* **SET EXERCISE**: Below are some records. Copy every line in them that holds "yousite".

* **GIVEN DATA**:
================================

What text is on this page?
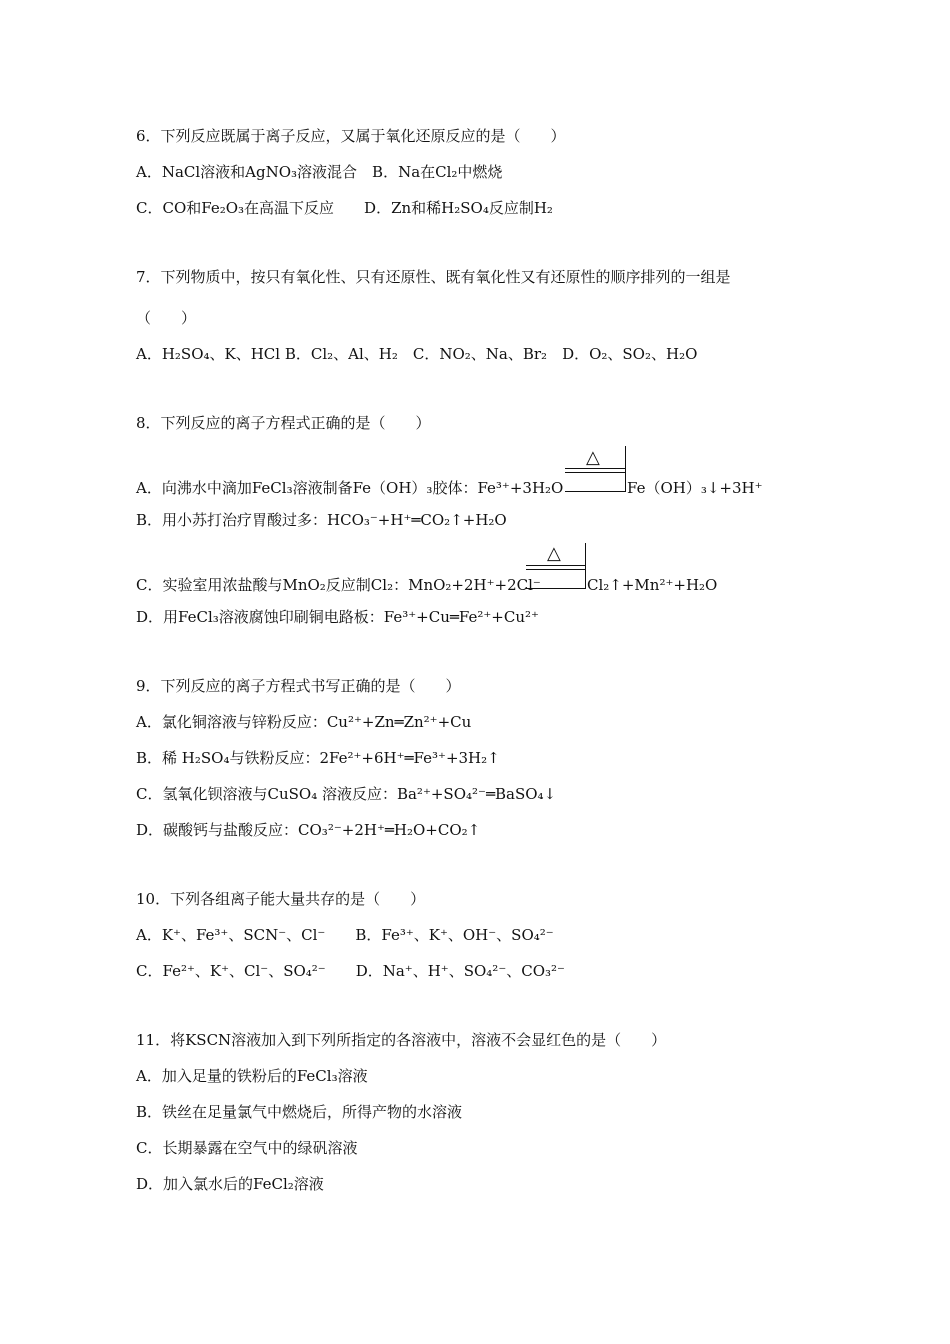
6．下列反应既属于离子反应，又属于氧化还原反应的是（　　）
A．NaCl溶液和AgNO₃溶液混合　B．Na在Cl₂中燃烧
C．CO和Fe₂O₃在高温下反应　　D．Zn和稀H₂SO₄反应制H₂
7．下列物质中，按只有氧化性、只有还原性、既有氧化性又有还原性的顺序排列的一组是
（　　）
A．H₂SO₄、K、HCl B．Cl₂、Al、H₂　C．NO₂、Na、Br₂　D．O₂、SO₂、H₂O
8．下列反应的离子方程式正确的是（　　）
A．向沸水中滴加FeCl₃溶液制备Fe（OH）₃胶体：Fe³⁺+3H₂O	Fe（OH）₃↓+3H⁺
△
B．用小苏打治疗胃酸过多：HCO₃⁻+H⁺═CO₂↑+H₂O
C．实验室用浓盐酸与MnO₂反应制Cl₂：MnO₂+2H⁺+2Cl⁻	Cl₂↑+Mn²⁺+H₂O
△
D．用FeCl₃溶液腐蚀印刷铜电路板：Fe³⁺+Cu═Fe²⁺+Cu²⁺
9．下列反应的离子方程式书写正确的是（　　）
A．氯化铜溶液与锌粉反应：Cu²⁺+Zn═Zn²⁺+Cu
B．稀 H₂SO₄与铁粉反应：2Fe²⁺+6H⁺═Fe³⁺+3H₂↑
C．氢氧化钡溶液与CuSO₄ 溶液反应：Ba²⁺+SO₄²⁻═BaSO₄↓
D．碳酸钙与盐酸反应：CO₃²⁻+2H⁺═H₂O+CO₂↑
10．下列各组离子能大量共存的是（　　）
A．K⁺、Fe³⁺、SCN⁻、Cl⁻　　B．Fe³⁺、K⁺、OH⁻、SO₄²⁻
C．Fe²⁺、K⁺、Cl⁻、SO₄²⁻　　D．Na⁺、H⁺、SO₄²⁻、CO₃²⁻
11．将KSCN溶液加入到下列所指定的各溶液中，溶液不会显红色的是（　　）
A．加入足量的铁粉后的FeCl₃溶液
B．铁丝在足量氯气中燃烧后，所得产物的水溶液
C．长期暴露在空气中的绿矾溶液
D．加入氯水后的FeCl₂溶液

================================

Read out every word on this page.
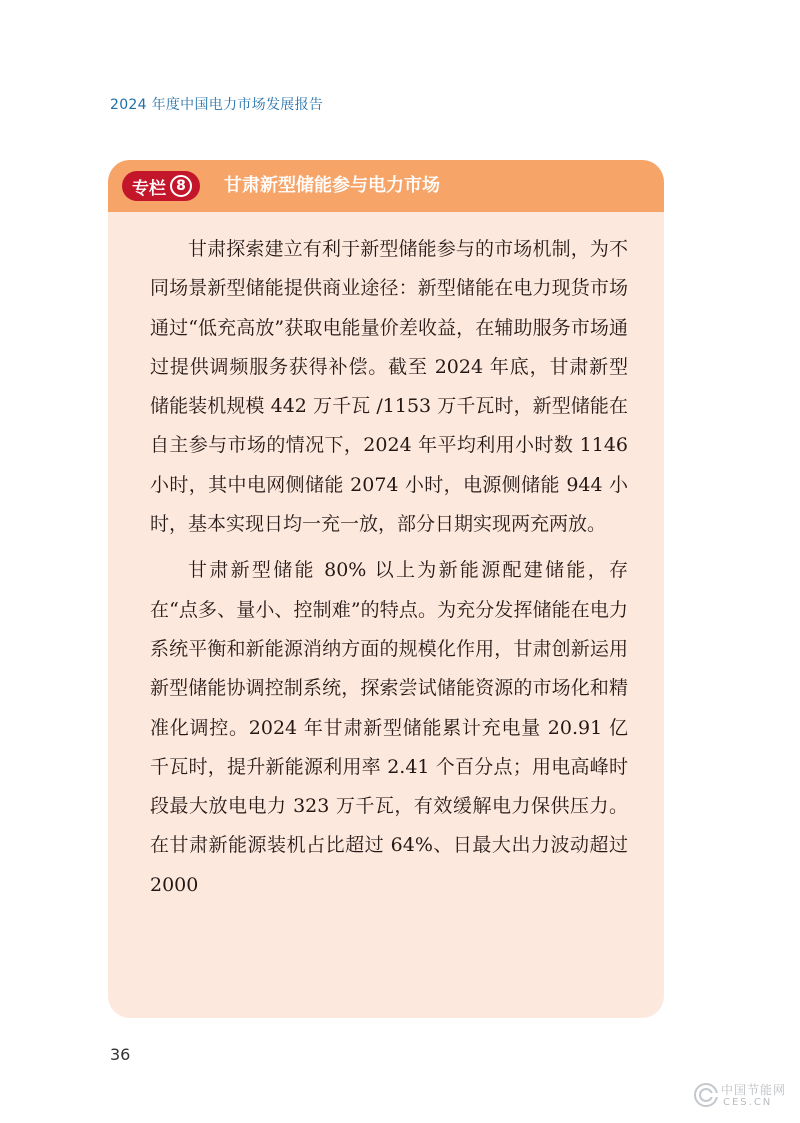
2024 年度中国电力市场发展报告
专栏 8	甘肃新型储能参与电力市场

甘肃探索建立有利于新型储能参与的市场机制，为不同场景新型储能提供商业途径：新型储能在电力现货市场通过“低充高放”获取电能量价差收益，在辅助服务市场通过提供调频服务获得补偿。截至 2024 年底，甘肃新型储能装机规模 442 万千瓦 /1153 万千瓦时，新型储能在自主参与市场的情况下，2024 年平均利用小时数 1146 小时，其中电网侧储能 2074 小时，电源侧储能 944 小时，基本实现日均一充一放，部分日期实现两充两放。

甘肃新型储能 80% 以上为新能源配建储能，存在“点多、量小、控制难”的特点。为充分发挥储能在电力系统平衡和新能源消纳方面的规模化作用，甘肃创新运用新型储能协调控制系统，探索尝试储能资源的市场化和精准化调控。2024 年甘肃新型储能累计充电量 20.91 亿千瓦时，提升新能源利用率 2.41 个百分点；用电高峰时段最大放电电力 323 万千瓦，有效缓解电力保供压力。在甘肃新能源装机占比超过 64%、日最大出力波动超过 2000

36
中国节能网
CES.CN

================================

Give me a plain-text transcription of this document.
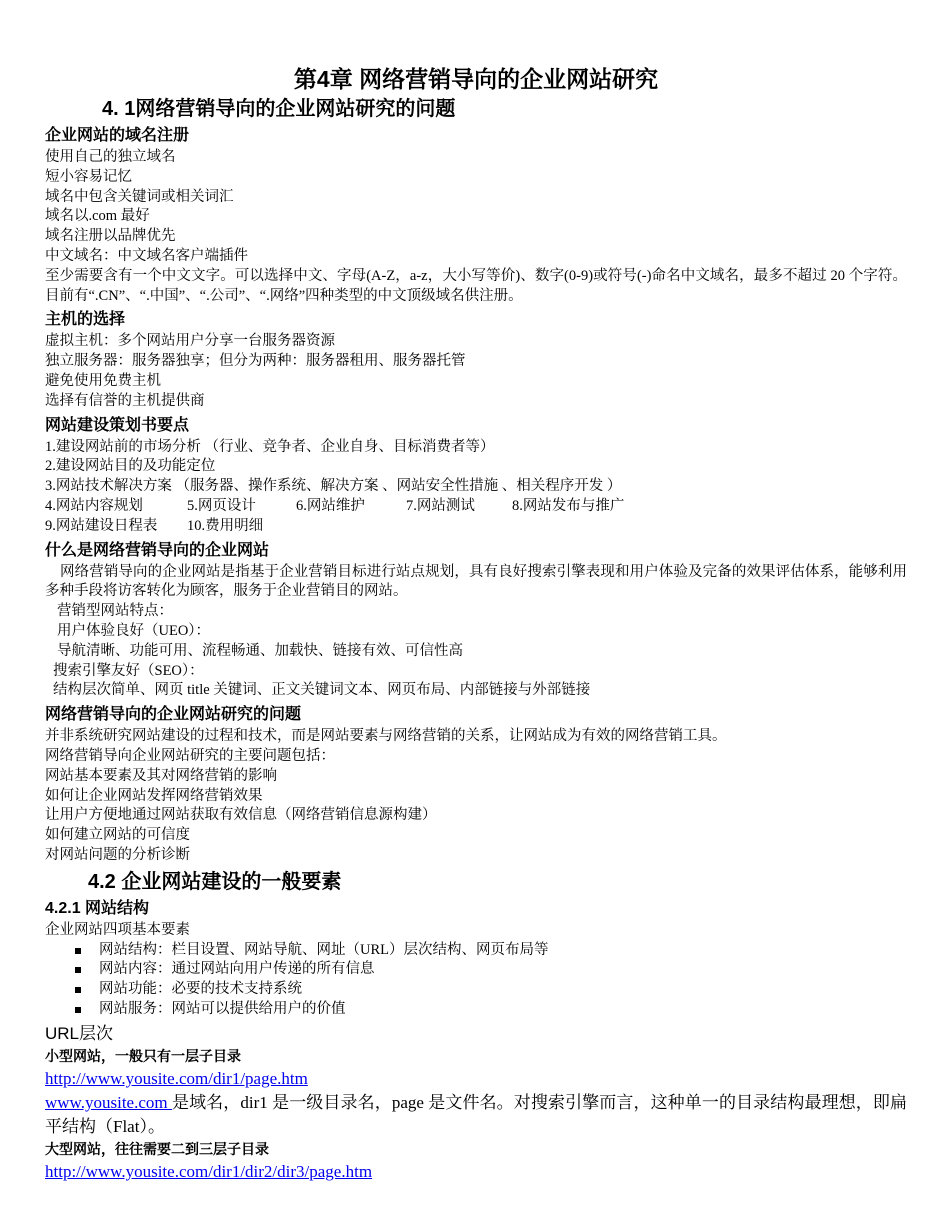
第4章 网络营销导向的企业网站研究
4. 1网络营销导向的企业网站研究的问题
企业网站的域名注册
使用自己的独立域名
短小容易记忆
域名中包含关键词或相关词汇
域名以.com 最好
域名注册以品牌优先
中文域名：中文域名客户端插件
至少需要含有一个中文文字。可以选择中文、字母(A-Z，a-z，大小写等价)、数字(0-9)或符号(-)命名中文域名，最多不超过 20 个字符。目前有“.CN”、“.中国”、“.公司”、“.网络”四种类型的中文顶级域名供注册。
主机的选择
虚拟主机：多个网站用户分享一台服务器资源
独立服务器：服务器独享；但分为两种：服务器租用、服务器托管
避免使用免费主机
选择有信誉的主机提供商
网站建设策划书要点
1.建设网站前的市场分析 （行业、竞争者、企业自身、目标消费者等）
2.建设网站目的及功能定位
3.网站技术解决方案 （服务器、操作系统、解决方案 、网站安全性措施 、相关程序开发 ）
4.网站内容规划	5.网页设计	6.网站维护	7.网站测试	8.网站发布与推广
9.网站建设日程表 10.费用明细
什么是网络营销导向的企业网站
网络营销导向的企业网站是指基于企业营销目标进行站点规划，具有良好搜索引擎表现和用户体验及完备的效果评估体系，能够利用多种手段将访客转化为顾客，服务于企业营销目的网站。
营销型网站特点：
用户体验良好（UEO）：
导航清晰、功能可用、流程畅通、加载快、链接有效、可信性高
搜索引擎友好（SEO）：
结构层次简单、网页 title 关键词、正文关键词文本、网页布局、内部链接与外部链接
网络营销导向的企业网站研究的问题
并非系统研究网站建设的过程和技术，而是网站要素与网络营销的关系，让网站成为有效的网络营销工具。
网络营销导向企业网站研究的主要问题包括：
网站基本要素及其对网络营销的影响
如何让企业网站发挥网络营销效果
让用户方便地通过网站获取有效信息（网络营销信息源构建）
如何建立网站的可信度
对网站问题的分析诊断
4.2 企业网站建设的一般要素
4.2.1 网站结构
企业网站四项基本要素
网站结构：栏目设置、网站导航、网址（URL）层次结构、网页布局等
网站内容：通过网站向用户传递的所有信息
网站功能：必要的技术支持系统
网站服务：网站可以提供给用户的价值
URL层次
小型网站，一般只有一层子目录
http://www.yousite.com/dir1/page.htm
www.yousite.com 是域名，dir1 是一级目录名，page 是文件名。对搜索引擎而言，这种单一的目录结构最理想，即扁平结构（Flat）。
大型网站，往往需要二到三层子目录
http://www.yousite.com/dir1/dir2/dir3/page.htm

================================

* **THE ANSWER**:
http://www.yousite.com/dir1/page.htm
www.yousite.com 是域名，dir1 是一级目录名，page 是文件名。对搜索引擎而言，这种单一的目录结构最理想，即扁平结构（Flat）。
http://www.yousite.com/dir1/dir2/dir3/page.htm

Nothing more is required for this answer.